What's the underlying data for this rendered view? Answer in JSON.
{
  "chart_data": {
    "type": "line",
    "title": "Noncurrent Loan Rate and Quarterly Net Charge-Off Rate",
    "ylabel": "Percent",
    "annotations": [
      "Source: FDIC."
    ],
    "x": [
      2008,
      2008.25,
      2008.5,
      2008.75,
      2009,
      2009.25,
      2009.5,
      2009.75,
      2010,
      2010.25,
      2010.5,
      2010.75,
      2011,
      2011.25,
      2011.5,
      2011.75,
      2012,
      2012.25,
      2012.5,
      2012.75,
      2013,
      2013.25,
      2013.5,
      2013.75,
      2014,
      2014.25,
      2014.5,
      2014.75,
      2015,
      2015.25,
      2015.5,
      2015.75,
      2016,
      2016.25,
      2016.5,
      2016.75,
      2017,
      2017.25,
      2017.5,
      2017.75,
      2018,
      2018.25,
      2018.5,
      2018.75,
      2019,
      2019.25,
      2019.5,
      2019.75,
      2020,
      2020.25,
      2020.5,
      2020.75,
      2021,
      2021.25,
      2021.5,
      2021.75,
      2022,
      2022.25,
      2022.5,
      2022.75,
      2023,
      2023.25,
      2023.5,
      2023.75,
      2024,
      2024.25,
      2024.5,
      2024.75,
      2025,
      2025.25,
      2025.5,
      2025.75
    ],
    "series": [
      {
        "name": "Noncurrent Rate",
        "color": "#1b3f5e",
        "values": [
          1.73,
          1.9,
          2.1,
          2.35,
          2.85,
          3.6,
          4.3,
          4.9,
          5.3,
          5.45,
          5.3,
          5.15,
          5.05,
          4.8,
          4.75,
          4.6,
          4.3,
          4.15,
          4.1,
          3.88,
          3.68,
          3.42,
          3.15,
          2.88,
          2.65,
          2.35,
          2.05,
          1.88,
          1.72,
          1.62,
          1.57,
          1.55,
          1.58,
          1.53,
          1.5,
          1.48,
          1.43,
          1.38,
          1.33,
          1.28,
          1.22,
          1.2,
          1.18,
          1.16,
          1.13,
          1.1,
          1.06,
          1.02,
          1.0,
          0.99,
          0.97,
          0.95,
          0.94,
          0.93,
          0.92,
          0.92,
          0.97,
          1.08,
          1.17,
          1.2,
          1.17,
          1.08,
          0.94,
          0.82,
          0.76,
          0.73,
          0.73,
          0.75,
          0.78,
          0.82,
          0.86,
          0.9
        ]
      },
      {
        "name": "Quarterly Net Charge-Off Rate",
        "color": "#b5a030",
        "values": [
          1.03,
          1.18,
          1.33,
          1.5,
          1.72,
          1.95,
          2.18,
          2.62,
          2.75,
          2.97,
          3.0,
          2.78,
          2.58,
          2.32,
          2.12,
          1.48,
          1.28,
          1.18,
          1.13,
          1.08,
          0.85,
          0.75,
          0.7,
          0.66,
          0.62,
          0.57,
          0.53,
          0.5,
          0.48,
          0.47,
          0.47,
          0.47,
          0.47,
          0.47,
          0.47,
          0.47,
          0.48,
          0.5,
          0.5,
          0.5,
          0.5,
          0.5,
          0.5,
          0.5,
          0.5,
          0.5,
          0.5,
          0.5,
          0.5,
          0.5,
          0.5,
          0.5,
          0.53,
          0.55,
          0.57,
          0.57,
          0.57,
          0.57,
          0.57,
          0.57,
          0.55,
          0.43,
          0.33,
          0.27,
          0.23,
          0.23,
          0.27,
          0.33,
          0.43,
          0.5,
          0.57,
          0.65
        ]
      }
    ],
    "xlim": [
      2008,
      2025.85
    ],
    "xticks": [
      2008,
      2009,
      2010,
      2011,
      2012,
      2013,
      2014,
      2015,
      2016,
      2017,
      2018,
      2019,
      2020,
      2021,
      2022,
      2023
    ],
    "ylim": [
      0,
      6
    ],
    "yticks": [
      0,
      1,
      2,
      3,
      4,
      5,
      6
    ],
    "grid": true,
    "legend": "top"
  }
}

[Task prompt] Single out each line of the records above with the string "name" in it, and copy it.

[Task output]
        "name": "Noncurrent Rate",
        "name": "Quarterly Net Charge-Off Rate",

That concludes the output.